REQUIREMENTS: Write out the full set of records below exactly.

═════ DATA FOR THIS TASK ═════

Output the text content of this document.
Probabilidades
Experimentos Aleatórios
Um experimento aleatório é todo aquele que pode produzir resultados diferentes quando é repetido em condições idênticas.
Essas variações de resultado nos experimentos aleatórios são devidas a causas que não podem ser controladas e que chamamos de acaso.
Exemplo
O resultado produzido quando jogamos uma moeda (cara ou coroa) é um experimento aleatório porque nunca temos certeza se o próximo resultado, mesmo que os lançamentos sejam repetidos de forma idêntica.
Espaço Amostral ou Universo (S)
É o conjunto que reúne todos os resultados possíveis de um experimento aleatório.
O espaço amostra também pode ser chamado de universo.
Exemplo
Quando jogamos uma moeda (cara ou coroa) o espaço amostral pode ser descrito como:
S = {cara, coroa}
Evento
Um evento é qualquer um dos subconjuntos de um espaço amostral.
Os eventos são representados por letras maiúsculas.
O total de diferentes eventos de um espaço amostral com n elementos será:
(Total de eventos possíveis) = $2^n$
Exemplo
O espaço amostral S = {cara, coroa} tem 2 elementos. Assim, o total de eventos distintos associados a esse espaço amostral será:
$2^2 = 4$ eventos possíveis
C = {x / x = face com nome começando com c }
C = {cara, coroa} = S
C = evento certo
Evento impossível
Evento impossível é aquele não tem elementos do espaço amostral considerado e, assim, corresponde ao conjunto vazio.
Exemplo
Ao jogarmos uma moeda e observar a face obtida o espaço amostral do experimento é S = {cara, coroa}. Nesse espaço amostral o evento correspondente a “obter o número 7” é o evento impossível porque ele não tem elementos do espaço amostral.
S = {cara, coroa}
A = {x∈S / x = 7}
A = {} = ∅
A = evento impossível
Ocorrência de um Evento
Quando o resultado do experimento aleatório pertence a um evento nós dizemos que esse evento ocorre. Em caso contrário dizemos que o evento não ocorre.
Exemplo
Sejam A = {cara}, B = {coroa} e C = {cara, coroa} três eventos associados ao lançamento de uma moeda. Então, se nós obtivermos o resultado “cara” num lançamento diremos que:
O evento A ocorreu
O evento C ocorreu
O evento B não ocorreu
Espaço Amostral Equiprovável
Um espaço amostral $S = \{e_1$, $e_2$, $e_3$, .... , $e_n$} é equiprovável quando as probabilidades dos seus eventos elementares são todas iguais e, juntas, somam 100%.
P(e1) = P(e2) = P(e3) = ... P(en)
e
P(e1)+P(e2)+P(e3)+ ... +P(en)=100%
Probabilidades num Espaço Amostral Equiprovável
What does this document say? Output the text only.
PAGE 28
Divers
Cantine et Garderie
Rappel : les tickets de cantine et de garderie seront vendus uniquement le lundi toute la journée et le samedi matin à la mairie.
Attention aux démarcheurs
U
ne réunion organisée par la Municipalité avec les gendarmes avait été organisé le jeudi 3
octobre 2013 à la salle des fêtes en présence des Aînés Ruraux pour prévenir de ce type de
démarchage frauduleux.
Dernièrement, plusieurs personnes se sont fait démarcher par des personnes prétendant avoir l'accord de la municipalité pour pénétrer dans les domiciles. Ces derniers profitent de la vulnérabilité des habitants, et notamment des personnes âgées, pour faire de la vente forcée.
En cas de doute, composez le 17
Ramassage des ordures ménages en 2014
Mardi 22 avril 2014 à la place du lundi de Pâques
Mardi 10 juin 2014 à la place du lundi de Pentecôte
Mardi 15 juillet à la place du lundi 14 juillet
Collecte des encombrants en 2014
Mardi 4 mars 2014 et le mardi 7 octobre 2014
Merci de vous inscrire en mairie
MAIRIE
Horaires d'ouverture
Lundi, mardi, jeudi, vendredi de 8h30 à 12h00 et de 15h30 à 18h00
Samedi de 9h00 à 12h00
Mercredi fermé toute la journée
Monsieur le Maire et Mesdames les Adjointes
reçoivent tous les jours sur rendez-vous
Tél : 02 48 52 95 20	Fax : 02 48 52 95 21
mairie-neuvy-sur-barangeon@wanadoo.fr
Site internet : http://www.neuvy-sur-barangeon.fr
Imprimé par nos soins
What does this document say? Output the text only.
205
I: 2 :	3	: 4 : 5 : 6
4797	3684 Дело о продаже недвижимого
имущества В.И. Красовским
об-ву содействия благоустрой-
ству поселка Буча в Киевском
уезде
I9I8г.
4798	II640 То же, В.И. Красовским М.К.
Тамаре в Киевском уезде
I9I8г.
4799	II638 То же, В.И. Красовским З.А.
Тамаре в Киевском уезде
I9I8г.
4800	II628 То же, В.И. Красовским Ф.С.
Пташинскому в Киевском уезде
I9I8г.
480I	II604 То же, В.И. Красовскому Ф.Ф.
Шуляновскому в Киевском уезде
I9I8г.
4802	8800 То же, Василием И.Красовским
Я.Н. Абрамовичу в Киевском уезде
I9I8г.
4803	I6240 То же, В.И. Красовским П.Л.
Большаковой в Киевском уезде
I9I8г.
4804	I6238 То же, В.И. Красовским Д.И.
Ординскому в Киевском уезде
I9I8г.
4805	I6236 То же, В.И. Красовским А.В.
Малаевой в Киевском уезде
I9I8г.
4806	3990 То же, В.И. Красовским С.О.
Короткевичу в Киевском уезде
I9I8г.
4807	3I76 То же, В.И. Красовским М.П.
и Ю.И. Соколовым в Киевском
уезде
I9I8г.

═════

RESULT OF THIS EXERCISE:
Output the text content of this document.
Probabilidades
Experimentos Aleatórios
Um experimento aleatório é todo aquele que pode produzir resultados diferentes quando é repetido em condições idênticas.
Essas variações de resultado nos experimentos aleatórios são devidas a causas que não podem ser controladas e que chamamos de acaso.
Exemplo
O resultado produzido quando jogamos uma moeda (cara ou coroa) é um experimento aleatório porque nunca temos certeza se o próximo resultado, mesmo que os lançamentos sejam repetidos de forma idêntica.
Espaço Amostral ou Universo (S)
É o conjunto que reúne todos os resultados possíveis de um experimento aleatório.
O espaço amostra também pode ser chamado de universo.
Exemplo
Quando jogamos uma moeda (cara ou coroa) o espaço amostral pode ser descrito como:
S = {cara, coroa}
Evento
Um evento é qualquer um dos subconjuntos de um espaço amostral.
Os eventos são representados por letras maiúsculas.
O total de diferentes eventos de um espaço amostral com n elementos será:
(Total de eventos possíveis) = $2^n$
Exemplo
O espaço amostral S = {cara, coroa} tem 2 elementos. Assim, o total de eventos distintos associados a esse espaço amostral será:
$2^2 = 4$ eventos possíveis
C = {x / x = face com nome começando com c }
C = {cara, coroa} = S
C = evento certo
Evento impossível
Evento impossível é aquele não tem elementos do espaço amostral considerado e, assim, corresponde ao conjunto vazio.
Exemplo
Ao jogarmos uma moeda e observar a face obtida o espaço amostral do experimento é S = {cara, coroa}. Nesse espaço amostral o evento correspondente a “obter o número 7” é o evento impossível porque ele não tem elementos do espaço amostral.
S = {cara, coroa}
A = {x∈S / x = 7}
A = {} = ∅
A = evento impossível
Ocorrência de um Evento
Quando o resultado do experimento aleatório pertence a um evento nós dizemos que esse evento ocorre. Em caso contrário dizemos que o evento não ocorre.
Exemplo
Sejam A = {cara}, B = {coroa} e C = {cara, coroa} três eventos associados ao lançamento de uma moeda. Então, se nós obtivermos o resultado “cara” num lançamento diremos que:
O evento A ocorreu
O evento C ocorreu
O evento B não ocorreu
Espaço Amostral Equiprovável
Um espaço amostral $S = \{e_1$, $e_2$, $e_3$, .... , $e_n$} é equiprovável quando as probabilidades dos seus eventos elementares são todas iguais e, juntas, somam 100%.
P(e1) = P(e2) = P(e3) = ... P(en)
e
P(e1)+P(e2)+P(e3)+ ... +P(en)=100%
Probabilidades num Espaço Amostral Equiprovável
What does this document say? Output the text only.
PAGE 28
Divers
Cantine et Garderie
Rappel : les tickets de cantine et de garderie seront vendus uniquement le lundi toute la journée et le samedi matin à la mairie.
Attention aux démarcheurs
U
ne réunion organisée par la Municipalité avec les gendarmes avait été organisé le jeudi 3
octobre 2013 à la salle des fêtes en présence des Aînés Ruraux pour prévenir de ce type de
démarchage frauduleux.
Dernièrement, plusieurs personnes se sont fait démarcher par des personnes prétendant avoir l'accord de la municipalité pour pénétrer dans les domiciles. Ces derniers profitent de la vulnérabilité des habitants, et notamment des personnes âgées, pour faire de la vente forcée.
En cas de doute, composez le 17
Ramassage des ordures ménages en 2014
Mardi 22 avril 2014 à la place du lundi de Pâques
Mardi 10 juin 2014 à la place du lundi de Pentecôte
Mardi 15 juillet à la place du lundi 14 juillet
Collecte des encombrants en 2014
Mardi 4 mars 2014 et le mardi 7 octobre 2014
Merci de vous inscrire en mairie
MAIRIE
Horaires d'ouverture
Lundi, mardi, jeudi, vendredi de 8h30 à 12h00 et de 15h30 à 18h00
Samedi de 9h00 à 12h00
Mercredi fermé toute la journée
Monsieur le Maire et Mesdames les Adjointes
reçoivent tous les jours sur rendez-vous
Tél : 02 48 52 95 20	Fax : 02 48 52 95 21
mairie-neuvy-sur-barangeon@wanadoo.fr
Site internet : http://www.neuvy-sur-barangeon.fr
Imprimé par nos soins
What does this document say? Output the text only.
205
I: 2 :	3	: 4 : 5 : 6
4797	3684 Дело о продаже недвижимого
имущества В.И. Красовским
об-ву содействия благоустрой-
ству поселка Буча в Киевском
уезде
I9I8г.
4798	II640 То же, В.И. Красовским М.К.
Тамаре в Киевском уезде
I9I8г.
4799	II638 То же, В.И. Красовским З.А.
Тамаре в Киевском уезде
I9I8г.
4800	II628 То же, В.И. Красовским Ф.С.
Пташинскому в Киевском уезде
I9I8г.
480I	II604 То же, В.И. Красовскому Ф.Ф.
Шуляновскому в Киевском уезде
I9I8г.
4802	8800 То же, Василием И.Красовским
Я.Н. Абрамовичу в Киевском уезде
I9I8г.
4803	I6240 То же, В.И. Красовским П.Л.
Большаковой в Киевском уезде
I9I8г.
4804	I6238 То же, В.И. Красовским Д.И.
Ординскому в Киевском уезде
I9I8г.
4805	I6236 То же, В.И. Красовским А.В.
Малаевой в Киевском уезде
I9I8г.
4806	3990 То же, В.И. Красовским С.О.
Короткевичу в Киевском уезде
I9I8г.
4807	3I76 То же, В.И. Красовским М.П.
и Ю.И. Соколовым в Киевском
уезде
I9I8г.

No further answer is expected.